Can you copy, with no changes, every line from the first one down to the line containing "timestamp-link[interactable]: 15:39 [474, 516, 507, 531]", including that line?

⁂

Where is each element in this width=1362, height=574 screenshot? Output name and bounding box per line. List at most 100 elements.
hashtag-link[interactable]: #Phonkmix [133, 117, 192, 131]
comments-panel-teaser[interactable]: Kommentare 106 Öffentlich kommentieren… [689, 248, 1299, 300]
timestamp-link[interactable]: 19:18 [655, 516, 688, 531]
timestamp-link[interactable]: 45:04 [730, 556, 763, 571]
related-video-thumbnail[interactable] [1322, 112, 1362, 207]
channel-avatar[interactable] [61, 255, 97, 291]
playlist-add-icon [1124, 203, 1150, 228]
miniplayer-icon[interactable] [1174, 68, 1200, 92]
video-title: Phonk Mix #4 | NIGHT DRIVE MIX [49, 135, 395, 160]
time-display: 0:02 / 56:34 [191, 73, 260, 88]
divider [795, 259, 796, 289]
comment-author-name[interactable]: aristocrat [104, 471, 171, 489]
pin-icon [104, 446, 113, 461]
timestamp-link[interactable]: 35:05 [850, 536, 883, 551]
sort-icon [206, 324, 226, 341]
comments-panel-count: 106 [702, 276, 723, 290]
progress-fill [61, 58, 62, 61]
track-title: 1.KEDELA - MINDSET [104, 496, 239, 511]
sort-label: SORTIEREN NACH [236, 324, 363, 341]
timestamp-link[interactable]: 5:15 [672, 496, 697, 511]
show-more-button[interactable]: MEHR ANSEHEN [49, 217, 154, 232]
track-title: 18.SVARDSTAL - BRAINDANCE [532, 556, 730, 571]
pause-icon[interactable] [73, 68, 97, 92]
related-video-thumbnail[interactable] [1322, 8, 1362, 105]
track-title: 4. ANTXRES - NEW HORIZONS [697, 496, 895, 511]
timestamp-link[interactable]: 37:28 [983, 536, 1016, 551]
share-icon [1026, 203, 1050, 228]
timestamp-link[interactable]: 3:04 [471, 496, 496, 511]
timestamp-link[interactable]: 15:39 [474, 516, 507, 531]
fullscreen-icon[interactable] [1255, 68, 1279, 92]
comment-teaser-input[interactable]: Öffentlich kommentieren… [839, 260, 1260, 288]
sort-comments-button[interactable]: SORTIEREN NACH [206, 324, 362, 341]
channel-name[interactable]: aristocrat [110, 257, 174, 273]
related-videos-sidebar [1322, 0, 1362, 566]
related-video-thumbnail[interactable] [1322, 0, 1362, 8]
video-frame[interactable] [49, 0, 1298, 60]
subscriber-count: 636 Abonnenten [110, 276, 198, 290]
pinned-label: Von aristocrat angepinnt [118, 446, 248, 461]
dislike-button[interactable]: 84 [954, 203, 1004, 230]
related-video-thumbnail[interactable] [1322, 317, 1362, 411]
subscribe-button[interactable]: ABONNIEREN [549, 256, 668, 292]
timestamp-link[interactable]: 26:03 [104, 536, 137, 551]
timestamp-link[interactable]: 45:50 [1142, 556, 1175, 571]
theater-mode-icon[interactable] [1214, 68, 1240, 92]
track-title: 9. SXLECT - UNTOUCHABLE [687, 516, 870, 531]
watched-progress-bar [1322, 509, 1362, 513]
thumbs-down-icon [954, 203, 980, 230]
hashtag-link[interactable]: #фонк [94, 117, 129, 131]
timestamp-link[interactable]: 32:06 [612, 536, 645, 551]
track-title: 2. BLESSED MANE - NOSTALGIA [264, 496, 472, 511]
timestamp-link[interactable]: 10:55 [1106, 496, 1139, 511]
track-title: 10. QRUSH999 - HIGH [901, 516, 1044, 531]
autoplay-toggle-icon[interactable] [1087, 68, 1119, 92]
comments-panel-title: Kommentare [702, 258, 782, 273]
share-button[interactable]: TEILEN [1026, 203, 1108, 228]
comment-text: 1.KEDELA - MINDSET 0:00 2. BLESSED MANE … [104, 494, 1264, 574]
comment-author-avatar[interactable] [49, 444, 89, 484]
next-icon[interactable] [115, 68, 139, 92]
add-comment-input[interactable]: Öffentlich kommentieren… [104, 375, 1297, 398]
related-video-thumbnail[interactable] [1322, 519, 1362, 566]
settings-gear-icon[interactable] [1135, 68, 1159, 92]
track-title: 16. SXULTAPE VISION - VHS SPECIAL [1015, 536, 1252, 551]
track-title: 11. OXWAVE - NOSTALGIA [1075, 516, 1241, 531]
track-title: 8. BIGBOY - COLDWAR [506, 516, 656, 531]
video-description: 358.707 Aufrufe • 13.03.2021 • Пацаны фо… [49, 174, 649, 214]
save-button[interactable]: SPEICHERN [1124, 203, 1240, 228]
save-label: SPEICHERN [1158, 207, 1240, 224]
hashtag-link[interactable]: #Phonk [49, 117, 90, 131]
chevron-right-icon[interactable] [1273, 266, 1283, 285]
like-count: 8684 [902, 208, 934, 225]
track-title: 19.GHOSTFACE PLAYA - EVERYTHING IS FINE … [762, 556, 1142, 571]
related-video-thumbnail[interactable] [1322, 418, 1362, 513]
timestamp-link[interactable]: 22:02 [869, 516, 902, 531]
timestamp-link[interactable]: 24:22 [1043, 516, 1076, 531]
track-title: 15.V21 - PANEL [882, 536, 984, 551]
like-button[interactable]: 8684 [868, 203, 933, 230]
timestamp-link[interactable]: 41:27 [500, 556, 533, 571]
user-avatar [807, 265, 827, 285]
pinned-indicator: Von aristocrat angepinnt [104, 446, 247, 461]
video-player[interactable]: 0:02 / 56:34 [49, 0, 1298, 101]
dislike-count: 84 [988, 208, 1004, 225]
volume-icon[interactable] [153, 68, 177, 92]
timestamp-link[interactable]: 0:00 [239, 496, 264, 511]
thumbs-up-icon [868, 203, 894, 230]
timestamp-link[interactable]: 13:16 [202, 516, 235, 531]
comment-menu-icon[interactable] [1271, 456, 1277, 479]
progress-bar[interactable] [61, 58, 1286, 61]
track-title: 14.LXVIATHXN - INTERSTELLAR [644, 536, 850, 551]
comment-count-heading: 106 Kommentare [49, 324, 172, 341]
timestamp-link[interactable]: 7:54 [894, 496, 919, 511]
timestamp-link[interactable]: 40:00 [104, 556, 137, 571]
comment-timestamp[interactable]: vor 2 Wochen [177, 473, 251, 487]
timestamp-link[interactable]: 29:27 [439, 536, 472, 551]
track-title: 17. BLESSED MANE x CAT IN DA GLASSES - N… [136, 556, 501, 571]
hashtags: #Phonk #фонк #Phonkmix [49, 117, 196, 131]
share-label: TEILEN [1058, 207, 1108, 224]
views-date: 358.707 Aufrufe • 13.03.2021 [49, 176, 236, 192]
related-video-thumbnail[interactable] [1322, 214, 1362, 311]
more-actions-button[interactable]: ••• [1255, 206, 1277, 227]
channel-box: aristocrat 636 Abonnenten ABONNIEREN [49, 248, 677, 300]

⁂

*Expected output*.
Where is each element in this width=1362, height=574 screenshot? Output name and bounding box per line. List at most 100 elements.
hashtag-link[interactable]: #Phonkmix [133, 117, 192, 131]
comments-panel-teaser[interactable]: Kommentare 106 Öffentlich kommentieren… [689, 248, 1299, 300]
timestamp-link[interactable]: 19:18 [655, 516, 688, 531]
timestamp-link[interactable]: 45:04 [730, 556, 763, 571]
related-video-thumbnail[interactable] [1322, 112, 1362, 207]
channel-avatar[interactable] [61, 255, 97, 291]
playlist-add-icon [1124, 203, 1150, 228]
miniplayer-icon[interactable] [1174, 68, 1200, 92]
video-title: Phonk Mix #4 | NIGHT DRIVE MIX [49, 135, 395, 160]
time-display: 0:02 / 56:34 [191, 73, 260, 88]
divider [795, 259, 796, 289]
comment-author-name[interactable]: aristocrat [104, 471, 171, 489]
pin-icon [104, 446, 113, 461]
timestamp-link[interactable]: 35:05 [850, 536, 883, 551]
sort-icon [206, 324, 226, 341]
comments-panel-count: 106 [702, 276, 723, 290]
progress-fill [61, 58, 62, 61]
track-title: 1.KEDELA - MINDSET [104, 496, 239, 511]
sort-label: SORTIEREN NACH [236, 324, 363, 341]
timestamp-link[interactable]: 5:15 [672, 496, 697, 511]
show-more-button[interactable]: MEHR ANSEHEN [49, 217, 154, 232]
track-title: 18.SVARDSTAL - BRAINDANCE [532, 556, 730, 571]
pause-icon[interactable] [73, 68, 97, 92]
related-video-thumbnail[interactable] [1322, 8, 1362, 105]
track-title: 4. ANTXRES - NEW HORIZONS [697, 496, 895, 511]
timestamp-link[interactable]: 37:28 [983, 536, 1016, 551]
share-icon [1026, 203, 1050, 228]
timestamp-link[interactable]: 3:04 [471, 496, 496, 511]
timestamp-link[interactable]: 15:39 [474, 516, 507, 531]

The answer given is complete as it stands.